╔══

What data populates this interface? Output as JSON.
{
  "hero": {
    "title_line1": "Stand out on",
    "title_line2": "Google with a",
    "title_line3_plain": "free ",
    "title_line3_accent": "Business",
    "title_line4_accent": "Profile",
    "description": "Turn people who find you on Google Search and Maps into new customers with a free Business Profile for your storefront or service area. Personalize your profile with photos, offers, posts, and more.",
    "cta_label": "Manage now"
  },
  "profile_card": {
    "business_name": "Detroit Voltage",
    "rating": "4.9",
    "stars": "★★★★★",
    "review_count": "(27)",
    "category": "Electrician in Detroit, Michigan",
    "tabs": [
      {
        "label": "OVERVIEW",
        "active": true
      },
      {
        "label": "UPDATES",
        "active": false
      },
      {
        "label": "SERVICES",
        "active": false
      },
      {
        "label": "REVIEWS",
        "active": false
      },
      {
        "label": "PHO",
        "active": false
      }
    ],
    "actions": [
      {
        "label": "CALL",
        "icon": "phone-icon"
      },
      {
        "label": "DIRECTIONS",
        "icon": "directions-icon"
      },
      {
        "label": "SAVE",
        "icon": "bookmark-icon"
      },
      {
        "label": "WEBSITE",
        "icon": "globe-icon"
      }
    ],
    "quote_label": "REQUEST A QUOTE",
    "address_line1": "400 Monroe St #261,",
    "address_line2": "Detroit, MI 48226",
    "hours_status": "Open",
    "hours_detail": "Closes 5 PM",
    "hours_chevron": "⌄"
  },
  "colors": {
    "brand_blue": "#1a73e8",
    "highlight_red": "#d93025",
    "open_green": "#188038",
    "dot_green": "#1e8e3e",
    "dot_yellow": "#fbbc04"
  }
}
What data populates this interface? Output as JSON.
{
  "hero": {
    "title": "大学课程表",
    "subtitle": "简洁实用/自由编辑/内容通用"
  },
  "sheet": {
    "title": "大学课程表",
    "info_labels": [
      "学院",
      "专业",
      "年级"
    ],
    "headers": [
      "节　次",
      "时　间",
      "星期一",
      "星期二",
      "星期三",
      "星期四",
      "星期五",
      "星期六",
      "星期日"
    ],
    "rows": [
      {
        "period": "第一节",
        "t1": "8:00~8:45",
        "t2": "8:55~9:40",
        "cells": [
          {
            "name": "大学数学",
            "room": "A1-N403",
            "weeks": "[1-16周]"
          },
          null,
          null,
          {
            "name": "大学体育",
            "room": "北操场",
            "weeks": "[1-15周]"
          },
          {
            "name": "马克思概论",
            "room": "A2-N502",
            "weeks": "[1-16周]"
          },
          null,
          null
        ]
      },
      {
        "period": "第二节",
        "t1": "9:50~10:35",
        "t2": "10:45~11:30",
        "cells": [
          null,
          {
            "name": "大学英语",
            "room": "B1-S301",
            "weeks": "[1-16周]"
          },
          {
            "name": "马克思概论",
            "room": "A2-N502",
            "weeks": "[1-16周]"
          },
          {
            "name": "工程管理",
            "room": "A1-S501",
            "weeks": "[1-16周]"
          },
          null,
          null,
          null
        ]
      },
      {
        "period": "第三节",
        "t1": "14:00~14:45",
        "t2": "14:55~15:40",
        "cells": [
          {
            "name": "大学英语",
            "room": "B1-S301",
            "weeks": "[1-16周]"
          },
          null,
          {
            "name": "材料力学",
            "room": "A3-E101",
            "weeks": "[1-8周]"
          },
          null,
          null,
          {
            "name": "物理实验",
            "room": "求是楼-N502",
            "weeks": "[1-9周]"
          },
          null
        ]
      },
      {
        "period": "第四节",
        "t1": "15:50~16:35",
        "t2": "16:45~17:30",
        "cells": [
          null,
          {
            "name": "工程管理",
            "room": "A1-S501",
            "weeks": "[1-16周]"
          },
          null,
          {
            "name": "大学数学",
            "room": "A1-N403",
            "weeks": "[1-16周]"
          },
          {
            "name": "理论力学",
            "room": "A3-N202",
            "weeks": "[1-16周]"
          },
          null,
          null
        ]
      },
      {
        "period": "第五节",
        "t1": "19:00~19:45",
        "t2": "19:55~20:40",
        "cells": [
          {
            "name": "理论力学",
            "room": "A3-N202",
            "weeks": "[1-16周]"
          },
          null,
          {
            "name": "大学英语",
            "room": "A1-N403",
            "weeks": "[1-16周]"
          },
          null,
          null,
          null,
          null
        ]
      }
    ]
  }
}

╚══

Written request: From the records above, extract each line exactly as shown.

Answer to this task:
What data populates this interface? Output as JSON.
{
  "hero": {
    "title_line1": "Stand out on",
    "title_line2": "Google with a",
    "title_line3_plain": "free ",
    "title_line3_accent": "Business",
    "title_line4_accent": "Profile",
    "description": "Turn people who find you on Google Search and Maps into new customers with a free Business Profile for your storefront or service area. Personalize your profile with photos, offers, posts, and more.",
    "cta_label": "Manage now"
  },
  "profile_card": {
    "business_name": "Detroit Voltage",
    "rating": "4.9",
    "stars": "★★★★★",
    "review_count": "(27)",
    "category": "Electrician in Detroit, Michigan",
    "tabs": [
      {
        "label": "OVERVIEW",
        "active": true
      },
      {
        "label": "UPDATES",
        "active": false
      },
      {
        "label": "SERVICES",
        "active": false
      },
      {
        "label": "REVIEWS",
        "active": false
      },
      {
        "label": "PHO",
        "active": false
      }
    ],
    "actions": [
      {
        "label": "CALL",
        "icon": "phone-icon"
      },
      {
        "label": "DIRECTIONS",
        "icon": "directions-icon"
      },
      {
        "label": "SAVE",
        "icon": "bookmark-icon"
      },
      {
        "label": "WEBSITE",
        "icon": "globe-icon"
      }
    ],
    "quote_label": "REQUEST A QUOTE",
    "address_line1": "400 Monroe St #261,",
    "address_line2": "Detroit, MI 48226",
    "hours_status": "Open",
    "hours_detail": "Closes 5 PM",
    "hours_chevron": "⌄"
  },
  "colors": {
    "brand_blue": "#1a73e8",
    "highlight_red": "#d93025",
    "open_green": "#188038",
    "dot_green": "#1e8e3e",
    "dot_yellow": "#fbbc04"
  }
}
What data populates this interface? Output as JSON.
{
  "hero": {
    "title": "大学课程表",
    "subtitle": "简洁实用/自由编辑/内容通用"
  },
  "sheet": {
    "title": "大学课程表",
    "info_labels": [
      "学院",
      "专业",
      "年级"
    ],
    "headers": [
      "节　次",
      "时　间",
      "星期一",
      "星期二",
      "星期三",
      "星期四",
      "星期五",
      "星期六",
      "星期日"
    ],
    "rows": [
      {
        "period": "第一节",
        "t1": "8:00~8:45",
        "t2": "8:55~9:40",
        "cells": [
          {
            "name": "大学数学",
            "room": "A1-N403",
            "weeks": "[1-16周]"
          },
          null,
          null,
          {
            "name": "大学体育",
            "room": "北操场",
            "weeks": "[1-15周]"
          },
          {
            "name": "马克思概论",
            "room": "A2-N502",
            "weeks": "[1-16周]"
          },
          null,
          null
        ]
      },
      {
        "period": "第二节",
        "t1": "9:50~10:35",
        "t2": "10:45~11:30",
        "cells": [
          null,
          {
            "name": "大学英语",
            "room": "B1-S301",
            "weeks": "[1-16周]"
          },
          {
            "name": "马克思概论",
            "room": "A2-N502",
            "weeks": "[1-16周]"
          },
          {
            "name": "工程管理",
            "room": "A1-S501",
            "weeks": "[1-16周]"
          },
          null,
          null,
          null
        ]
      },
      {
        "period": "第三节",
        "t1": "14:00~14:45",
        "t2": "14:55~15:40",
        "cells": [
          {
            "name": "大学英语",
            "room": "B1-S301",
            "weeks": "[1-16周]"
          },
          null,
          {
            "name": "材料力学",
            "room": "A3-E101",
            "weeks": "[1-8周]"
          },
          null,
          null,
          {
            "name": "物理实验",
            "room": "求是楼-N502",
            "weeks": "[1-9周]"
          },
          null
        ]
      },
      {
        "period": "第四节",
        "t1": "15:50~16:35",
        "t2": "16:45~17:30",
        "cells": [
          null,
          {
            "name": "工程管理",
            "room": "A1-S501",
            "weeks": "[1-16周]"
          },
          null,
          {
            "name": "大学数学",
            "room": "A1-N403",
            "weeks": "[1-16周]"
          },
          {
            "name": "理论力学",
            "room": "A3-N202",
            "weeks": "[1-16周]"
          },
          null,
          null
        ]
      },
      {
        "period": "第五节",
        "t1": "19:00~19:45",
        "t2": "19:55~20:40",
        "cells": [
          {
            "name": "理论力学",
            "room": "A3-N202",
            "weeks": "[1-16周]"
          },
          null,
          {
            "name": "大学英语",
            "room": "A1-N403",
            "weeks": "[1-16周]"
          },
          null,
          null,
          null,
          null
        ]
      }
    ]
  }
}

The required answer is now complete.